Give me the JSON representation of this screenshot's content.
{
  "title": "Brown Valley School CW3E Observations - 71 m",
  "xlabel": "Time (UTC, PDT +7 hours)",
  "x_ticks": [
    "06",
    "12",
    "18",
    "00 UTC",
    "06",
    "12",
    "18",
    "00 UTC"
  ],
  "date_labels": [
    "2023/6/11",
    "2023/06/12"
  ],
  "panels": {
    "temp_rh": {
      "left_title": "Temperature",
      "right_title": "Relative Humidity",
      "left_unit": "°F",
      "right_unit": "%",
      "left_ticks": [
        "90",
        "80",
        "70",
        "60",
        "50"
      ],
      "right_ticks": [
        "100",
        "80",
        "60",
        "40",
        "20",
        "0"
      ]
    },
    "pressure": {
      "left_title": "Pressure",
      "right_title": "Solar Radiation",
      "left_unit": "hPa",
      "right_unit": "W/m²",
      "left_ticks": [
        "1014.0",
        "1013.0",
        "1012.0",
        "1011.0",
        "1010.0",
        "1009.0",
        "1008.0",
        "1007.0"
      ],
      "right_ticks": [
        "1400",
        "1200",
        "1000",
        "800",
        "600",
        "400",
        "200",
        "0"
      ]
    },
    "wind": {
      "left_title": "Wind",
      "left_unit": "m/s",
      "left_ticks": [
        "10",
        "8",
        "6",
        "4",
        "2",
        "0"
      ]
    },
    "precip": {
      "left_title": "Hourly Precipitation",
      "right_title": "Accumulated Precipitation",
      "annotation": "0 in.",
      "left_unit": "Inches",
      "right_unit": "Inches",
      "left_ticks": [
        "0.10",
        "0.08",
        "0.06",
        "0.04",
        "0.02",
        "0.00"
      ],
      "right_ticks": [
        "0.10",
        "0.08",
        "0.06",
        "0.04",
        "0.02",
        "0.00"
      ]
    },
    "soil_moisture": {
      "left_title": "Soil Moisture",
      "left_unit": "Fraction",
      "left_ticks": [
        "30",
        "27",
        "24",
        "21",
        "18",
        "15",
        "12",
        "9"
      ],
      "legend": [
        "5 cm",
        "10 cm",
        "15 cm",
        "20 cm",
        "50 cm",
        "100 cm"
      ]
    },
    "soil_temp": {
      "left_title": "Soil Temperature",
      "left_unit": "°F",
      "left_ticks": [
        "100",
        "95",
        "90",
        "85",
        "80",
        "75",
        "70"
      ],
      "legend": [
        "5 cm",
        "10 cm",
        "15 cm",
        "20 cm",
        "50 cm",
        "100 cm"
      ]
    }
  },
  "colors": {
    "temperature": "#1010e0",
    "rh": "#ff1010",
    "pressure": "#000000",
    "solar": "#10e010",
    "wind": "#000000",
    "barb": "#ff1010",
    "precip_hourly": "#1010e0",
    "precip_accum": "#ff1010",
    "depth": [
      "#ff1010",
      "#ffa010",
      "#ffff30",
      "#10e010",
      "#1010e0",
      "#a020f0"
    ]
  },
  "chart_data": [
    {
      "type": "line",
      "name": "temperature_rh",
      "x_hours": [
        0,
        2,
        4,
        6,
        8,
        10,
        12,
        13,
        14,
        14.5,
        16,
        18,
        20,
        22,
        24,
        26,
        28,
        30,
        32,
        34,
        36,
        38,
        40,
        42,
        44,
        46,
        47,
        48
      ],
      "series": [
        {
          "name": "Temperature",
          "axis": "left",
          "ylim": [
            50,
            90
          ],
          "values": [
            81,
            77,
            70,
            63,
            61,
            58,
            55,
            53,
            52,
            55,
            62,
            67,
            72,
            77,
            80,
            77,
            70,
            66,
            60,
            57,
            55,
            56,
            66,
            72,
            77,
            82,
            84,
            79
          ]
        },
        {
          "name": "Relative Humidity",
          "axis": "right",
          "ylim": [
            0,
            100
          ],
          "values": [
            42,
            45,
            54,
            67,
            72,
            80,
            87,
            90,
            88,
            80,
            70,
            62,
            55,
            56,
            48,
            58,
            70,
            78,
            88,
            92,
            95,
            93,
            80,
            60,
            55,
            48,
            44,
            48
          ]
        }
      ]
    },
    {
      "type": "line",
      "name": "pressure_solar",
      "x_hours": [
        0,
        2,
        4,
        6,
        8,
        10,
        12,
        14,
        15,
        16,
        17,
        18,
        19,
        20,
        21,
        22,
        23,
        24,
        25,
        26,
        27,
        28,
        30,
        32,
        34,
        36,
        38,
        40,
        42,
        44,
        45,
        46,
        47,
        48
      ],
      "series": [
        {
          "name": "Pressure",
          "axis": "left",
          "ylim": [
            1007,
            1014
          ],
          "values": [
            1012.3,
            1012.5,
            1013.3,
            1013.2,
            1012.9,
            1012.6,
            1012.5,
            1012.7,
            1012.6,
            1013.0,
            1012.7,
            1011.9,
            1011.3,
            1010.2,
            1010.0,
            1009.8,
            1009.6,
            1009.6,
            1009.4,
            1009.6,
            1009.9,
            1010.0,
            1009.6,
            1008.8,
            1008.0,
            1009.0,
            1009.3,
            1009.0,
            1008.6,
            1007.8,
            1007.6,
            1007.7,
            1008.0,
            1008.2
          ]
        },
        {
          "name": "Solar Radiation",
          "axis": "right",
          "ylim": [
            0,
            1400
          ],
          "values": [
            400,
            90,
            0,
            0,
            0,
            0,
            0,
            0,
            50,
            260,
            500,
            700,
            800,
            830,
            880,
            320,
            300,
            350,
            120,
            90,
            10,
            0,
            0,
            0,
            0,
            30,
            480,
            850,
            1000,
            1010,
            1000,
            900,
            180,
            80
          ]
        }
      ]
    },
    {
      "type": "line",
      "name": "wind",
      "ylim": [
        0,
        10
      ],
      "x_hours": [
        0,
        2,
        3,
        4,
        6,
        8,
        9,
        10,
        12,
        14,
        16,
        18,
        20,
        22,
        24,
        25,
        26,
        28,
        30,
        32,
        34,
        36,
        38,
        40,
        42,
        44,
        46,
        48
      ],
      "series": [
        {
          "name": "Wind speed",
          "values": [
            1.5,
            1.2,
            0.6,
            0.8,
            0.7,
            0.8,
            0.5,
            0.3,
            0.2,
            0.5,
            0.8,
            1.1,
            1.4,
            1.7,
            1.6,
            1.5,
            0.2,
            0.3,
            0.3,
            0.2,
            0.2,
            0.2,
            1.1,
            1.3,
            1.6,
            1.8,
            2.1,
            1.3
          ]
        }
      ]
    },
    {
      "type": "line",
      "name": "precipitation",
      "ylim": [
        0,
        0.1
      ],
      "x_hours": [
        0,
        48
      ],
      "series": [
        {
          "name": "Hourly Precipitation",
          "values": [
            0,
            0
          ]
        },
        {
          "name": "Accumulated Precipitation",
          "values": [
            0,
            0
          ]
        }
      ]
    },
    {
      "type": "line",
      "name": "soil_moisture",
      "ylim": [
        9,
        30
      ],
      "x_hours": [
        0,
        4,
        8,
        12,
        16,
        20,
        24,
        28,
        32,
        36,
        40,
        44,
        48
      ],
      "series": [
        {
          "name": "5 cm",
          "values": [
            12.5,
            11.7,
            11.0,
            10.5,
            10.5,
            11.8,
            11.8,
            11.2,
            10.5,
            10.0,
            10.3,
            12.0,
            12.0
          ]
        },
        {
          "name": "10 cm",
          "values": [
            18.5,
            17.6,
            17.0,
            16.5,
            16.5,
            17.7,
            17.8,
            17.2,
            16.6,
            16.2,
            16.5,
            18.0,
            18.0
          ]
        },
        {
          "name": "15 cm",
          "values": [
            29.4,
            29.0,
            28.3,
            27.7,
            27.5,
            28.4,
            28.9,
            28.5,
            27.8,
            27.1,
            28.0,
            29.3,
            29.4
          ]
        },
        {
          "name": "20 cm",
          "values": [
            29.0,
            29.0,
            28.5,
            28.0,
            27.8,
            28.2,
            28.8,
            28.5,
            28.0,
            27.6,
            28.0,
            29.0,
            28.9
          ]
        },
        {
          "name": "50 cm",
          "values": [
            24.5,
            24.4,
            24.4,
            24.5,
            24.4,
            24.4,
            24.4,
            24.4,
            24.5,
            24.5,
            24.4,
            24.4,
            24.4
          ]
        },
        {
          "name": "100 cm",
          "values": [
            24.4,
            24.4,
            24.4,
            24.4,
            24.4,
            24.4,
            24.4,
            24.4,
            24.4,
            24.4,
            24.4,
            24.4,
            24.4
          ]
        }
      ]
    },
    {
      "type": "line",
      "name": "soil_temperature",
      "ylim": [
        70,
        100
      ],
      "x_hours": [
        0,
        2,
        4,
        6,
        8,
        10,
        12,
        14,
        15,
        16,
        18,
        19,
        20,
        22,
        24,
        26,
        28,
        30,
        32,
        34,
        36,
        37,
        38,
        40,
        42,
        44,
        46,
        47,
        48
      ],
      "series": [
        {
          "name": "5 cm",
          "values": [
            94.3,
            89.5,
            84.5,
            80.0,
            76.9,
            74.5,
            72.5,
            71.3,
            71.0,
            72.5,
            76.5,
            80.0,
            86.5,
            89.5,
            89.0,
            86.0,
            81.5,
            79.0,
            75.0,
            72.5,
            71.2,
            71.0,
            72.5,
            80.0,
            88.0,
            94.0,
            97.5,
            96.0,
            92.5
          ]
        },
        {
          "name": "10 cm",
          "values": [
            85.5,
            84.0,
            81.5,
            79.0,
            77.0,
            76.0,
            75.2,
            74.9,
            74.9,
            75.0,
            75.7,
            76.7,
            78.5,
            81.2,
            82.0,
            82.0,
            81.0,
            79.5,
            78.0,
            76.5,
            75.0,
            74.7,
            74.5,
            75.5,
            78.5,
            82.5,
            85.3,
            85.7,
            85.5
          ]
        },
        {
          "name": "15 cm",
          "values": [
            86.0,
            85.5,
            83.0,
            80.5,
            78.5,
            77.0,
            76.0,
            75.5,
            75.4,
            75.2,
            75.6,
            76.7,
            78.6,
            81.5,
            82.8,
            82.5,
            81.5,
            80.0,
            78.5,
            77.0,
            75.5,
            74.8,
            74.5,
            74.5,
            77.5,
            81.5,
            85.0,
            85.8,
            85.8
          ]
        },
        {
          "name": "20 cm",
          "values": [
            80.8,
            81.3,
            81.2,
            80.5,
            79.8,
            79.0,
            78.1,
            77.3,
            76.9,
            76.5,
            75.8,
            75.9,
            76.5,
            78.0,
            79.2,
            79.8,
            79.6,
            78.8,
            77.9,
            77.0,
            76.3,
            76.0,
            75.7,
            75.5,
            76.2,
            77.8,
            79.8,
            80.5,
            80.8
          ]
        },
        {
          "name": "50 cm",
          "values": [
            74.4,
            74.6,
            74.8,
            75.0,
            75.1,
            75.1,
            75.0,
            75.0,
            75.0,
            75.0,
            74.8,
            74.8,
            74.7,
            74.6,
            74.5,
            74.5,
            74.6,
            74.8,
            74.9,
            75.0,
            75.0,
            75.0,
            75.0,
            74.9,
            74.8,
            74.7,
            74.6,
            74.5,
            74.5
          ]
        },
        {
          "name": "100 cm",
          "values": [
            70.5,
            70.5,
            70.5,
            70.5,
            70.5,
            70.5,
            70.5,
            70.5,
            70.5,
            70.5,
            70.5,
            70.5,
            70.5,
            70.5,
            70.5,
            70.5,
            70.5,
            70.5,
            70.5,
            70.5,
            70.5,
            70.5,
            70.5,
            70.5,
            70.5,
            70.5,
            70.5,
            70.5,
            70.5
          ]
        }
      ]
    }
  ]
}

+===+

Copy out every line in the listing where the word "Accumulated" appears.

      "right_title": "Accumulated Precipitation",
          "name": "Accumulated Precipitation",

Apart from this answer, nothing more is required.